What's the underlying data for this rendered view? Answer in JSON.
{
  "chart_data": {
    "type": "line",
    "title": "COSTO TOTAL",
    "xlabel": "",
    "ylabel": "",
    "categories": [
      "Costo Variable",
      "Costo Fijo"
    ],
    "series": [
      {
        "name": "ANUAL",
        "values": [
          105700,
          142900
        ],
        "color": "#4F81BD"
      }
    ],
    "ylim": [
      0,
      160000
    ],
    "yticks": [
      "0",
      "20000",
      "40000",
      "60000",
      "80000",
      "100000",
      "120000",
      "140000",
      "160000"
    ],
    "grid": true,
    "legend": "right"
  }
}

Short problem
Return all of the data exactly as it reads.

The reply
What's the underlying data for this rendered view? Answer in JSON.
{
  "chart_data": {
    "type": "line",
    "title": "COSTO TOTAL",
    "xlabel": "",
    "ylabel": "",
    "categories": [
      "Costo Variable",
      "Costo Fijo"
    ],
    "series": [
      {
        "name": "ANUAL",
        "values": [
          105700,
          142900
        ],
        "color": "#4F81BD"
      }
    ],
    "ylim": [
      0,
      160000
    ],
    "yticks": [
      "0",
      "20000",
      "40000",
      "60000",
      "80000",
      "100000",
      "120000",
      "140000",
      "160000"
    ],
    "grid": true,
    "legend": "right"
  }
}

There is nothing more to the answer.